# BRIEF
Select all lines holding the word "dans" from the entries that follow.

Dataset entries

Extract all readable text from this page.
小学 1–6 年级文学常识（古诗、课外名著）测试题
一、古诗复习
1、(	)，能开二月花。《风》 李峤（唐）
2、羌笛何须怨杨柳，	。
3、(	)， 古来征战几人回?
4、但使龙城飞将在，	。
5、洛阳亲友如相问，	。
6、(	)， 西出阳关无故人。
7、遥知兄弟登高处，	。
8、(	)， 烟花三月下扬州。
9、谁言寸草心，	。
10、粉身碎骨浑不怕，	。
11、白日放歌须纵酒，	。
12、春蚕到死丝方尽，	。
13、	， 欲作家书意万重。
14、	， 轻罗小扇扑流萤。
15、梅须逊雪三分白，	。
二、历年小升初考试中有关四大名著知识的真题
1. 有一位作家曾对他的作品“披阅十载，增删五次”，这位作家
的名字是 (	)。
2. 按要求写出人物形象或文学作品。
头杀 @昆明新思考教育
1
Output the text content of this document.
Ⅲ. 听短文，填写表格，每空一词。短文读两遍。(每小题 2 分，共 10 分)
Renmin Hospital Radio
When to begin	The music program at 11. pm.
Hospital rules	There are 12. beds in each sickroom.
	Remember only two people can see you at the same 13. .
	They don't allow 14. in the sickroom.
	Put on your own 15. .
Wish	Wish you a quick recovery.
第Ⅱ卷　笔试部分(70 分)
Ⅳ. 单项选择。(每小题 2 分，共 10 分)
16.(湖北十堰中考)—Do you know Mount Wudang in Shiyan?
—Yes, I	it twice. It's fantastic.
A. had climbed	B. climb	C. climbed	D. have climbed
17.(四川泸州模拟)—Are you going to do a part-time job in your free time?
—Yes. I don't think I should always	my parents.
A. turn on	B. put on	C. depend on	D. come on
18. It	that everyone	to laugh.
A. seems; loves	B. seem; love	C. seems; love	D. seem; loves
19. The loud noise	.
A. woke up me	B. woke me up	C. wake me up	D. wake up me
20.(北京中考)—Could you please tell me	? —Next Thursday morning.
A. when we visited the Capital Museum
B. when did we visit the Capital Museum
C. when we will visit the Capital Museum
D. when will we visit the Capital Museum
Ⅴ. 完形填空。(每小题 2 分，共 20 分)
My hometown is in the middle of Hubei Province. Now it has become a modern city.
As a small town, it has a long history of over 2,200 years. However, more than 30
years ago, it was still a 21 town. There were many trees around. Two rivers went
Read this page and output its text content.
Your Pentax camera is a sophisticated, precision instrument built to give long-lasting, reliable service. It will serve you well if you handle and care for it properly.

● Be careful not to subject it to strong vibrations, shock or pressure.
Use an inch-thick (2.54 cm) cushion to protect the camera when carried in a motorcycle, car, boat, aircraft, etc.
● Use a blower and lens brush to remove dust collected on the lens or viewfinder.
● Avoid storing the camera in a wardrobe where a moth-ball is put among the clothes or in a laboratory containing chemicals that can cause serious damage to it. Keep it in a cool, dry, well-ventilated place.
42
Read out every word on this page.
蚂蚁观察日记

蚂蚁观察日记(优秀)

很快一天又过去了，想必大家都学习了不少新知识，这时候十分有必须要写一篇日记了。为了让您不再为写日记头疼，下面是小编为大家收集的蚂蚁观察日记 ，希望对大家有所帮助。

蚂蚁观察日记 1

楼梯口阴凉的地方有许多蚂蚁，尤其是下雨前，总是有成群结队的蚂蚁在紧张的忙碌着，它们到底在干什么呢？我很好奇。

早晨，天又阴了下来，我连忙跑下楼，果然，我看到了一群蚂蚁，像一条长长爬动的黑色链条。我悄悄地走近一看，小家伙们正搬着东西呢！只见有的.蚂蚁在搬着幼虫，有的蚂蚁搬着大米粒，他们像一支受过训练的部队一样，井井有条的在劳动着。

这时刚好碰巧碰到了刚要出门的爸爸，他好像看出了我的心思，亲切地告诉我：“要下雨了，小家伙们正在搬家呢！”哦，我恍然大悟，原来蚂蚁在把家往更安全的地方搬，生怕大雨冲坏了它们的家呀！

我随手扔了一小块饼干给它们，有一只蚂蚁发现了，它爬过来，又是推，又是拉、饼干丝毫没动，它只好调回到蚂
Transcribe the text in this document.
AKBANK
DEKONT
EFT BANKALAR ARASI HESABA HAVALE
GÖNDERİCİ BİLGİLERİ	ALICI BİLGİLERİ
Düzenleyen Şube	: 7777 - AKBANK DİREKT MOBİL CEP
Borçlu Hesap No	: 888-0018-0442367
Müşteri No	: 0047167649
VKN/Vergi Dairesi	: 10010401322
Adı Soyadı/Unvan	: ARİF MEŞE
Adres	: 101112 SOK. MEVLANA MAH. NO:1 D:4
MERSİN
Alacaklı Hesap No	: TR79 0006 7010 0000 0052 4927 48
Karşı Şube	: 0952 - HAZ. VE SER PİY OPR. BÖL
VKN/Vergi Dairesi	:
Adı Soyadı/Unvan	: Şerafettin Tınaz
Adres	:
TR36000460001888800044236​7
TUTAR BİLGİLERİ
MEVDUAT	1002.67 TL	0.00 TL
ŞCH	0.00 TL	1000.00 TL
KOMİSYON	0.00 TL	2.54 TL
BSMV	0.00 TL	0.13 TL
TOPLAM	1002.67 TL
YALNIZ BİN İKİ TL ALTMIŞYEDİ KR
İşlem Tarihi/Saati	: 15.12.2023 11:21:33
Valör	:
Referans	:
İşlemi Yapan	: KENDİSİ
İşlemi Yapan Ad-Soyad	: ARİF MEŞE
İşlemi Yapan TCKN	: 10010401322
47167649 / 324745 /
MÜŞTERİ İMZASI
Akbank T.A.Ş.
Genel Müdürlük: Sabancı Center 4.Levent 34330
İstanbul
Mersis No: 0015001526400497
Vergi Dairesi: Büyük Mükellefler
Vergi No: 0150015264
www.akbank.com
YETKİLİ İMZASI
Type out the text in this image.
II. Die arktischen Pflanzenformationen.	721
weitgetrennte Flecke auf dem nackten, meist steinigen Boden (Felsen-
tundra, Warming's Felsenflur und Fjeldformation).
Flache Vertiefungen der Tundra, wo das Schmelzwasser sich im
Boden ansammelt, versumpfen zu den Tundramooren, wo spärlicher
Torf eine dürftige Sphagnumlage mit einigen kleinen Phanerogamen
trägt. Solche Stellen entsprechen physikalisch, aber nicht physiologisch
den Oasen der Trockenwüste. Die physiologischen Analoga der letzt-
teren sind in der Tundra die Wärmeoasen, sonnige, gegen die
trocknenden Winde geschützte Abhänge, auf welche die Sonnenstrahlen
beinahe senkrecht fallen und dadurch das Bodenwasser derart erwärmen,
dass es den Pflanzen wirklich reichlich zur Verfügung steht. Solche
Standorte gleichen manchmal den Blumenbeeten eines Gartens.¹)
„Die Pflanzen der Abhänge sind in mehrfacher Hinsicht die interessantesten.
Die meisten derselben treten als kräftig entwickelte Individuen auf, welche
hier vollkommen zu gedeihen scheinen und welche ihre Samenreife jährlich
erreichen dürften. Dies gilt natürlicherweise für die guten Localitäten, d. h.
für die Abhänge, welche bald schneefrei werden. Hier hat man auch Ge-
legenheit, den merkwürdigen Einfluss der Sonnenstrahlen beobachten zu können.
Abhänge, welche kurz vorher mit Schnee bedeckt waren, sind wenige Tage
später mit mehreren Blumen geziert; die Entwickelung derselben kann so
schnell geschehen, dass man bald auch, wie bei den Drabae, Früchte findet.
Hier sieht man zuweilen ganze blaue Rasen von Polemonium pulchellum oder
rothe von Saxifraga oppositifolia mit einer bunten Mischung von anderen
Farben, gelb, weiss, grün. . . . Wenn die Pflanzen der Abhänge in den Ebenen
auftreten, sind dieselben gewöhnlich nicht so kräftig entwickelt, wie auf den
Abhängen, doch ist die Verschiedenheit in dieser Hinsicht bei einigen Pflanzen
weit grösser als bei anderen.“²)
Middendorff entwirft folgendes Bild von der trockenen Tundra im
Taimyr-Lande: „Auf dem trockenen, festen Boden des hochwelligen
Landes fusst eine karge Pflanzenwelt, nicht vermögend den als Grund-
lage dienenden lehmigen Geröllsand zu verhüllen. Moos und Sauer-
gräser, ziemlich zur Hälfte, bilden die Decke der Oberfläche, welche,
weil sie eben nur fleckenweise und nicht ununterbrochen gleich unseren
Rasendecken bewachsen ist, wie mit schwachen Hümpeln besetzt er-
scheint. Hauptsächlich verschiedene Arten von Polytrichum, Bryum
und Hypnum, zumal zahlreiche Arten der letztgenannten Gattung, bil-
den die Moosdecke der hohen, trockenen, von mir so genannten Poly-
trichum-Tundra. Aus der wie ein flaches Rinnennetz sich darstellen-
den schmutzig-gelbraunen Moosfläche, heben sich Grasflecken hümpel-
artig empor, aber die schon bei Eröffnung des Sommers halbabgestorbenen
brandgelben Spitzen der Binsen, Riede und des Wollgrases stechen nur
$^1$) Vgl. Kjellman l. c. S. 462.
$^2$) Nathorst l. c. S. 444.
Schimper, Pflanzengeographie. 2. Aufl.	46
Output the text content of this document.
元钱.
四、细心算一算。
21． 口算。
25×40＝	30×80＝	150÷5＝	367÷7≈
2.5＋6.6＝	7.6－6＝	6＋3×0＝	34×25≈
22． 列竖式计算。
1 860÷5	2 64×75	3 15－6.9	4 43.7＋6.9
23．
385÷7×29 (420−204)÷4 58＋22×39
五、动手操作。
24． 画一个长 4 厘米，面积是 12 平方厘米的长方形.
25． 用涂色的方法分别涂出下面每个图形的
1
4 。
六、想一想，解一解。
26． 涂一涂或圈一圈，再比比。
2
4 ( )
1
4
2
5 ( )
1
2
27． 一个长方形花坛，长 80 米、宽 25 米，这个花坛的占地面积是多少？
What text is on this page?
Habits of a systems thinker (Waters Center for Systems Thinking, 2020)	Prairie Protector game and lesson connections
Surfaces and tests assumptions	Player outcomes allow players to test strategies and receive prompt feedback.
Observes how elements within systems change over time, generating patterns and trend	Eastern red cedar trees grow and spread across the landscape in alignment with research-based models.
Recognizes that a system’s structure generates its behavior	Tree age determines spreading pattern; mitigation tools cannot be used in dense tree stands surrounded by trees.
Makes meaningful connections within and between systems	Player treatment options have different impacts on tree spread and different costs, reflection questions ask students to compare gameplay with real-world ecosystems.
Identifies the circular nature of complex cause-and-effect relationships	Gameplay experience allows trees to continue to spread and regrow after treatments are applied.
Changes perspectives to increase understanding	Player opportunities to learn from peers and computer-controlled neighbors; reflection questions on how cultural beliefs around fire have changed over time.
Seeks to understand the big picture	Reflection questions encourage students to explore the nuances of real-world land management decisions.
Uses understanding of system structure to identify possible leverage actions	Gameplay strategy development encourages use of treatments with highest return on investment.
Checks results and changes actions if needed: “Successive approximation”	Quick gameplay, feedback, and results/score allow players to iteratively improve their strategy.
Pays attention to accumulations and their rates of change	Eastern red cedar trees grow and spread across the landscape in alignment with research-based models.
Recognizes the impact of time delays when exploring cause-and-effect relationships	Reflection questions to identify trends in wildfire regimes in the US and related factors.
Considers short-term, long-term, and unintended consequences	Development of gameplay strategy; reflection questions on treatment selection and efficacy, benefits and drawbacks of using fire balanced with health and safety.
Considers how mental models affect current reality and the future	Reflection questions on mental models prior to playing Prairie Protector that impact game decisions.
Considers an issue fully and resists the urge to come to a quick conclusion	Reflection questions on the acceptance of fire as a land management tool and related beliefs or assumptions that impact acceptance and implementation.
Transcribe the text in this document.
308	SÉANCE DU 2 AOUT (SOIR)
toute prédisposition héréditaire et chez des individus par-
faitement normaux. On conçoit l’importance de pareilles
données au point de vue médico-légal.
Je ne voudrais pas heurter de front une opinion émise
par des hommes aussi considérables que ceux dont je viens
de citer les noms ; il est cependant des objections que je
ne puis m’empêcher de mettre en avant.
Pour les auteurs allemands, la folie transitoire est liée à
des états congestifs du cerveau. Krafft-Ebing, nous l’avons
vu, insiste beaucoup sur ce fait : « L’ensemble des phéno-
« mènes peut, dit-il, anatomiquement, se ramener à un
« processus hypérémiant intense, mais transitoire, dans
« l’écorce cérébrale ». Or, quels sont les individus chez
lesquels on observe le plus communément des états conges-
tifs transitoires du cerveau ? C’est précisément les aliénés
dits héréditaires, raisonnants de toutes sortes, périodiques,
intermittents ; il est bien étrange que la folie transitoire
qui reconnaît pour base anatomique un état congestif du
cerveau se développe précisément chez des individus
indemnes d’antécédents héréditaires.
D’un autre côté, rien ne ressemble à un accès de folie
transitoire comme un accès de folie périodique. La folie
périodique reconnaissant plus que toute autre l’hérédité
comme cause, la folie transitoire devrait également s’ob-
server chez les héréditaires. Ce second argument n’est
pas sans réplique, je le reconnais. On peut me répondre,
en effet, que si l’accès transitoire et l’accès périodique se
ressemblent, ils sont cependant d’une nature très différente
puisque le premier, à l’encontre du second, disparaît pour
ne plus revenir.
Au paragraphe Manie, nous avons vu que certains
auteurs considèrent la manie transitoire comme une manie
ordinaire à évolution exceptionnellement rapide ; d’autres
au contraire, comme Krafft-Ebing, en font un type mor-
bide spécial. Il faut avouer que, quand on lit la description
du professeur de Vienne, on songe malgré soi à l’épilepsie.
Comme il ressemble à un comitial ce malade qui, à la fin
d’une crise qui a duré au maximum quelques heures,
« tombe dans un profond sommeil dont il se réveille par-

# EXERCISE RESPONSE
« processus hypérémiant intense, mais transitoire, dans
« tombe dans un profond sommeil dont il se réveille par-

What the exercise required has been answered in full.